**Recorded information:**

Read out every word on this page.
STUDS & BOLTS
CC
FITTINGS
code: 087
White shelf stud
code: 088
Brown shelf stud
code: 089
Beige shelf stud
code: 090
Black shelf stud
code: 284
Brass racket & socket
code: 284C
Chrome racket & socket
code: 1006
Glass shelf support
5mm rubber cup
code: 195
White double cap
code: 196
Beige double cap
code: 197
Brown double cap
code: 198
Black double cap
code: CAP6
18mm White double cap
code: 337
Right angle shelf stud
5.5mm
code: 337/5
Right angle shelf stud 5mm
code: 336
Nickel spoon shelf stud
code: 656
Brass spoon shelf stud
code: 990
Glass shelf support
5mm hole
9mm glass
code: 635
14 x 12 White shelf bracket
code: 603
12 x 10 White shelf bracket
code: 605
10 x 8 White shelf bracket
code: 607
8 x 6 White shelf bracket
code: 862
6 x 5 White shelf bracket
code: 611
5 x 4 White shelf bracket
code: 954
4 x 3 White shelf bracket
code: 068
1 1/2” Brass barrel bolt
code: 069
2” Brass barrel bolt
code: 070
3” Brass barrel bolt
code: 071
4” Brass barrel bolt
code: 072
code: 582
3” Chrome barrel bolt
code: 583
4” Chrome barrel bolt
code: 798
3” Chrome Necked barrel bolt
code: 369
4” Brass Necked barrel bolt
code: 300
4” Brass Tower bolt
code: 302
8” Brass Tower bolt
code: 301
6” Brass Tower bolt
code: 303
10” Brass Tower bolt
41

**Set problem:** Give the records above again, word for word.

**Completed exercise:**
Read out every word on this page.
STUDS & BOLTS
CC
FITTINGS
code: 087
White shelf stud
code: 088
Brown shelf stud
code: 089
Beige shelf stud
code: 090
Black shelf stud
code: 284
Brass racket & socket
code: 284C
Chrome racket & socket
code: 1006
Glass shelf support
5mm rubber cup
code: 195
White double cap
code: 196
Beige double cap
code: 197
Brown double cap
code: 198
Black double cap
code: CAP6
18mm White double cap
code: 337
Right angle shelf stud
5.5mm
code: 337/5
Right angle shelf stud 5mm
code: 336
Nickel spoon shelf stud
code: 656
Brass spoon shelf stud
code: 990
Glass shelf support
5mm hole
9mm glass
code: 635
14 x 12 White shelf bracket
code: 603
12 x 10 White shelf bracket
code: 605
10 x 8 White shelf bracket
code: 607
8 x 6 White shelf bracket
code: 862
6 x 5 White shelf bracket
code: 611
5 x 4 White shelf bracket
code: 954
4 x 3 White shelf bracket
code: 068
1 1/2” Brass barrel bolt
code: 069
2” Brass barrel bolt
code: 070
3” Brass barrel bolt
code: 071
4” Brass barrel bolt
code: 072
code: 582
3” Chrome barrel bolt
code: 583
4” Chrome barrel bolt
code: 798
3” Chrome Necked barrel bolt
code: 369
4” Brass Necked barrel bolt
code: 300
4” Brass Tower bolt
code: 302
8” Brass Tower bolt
code: 301
6” Brass Tower bolt
code: 303
10” Brass Tower bolt
41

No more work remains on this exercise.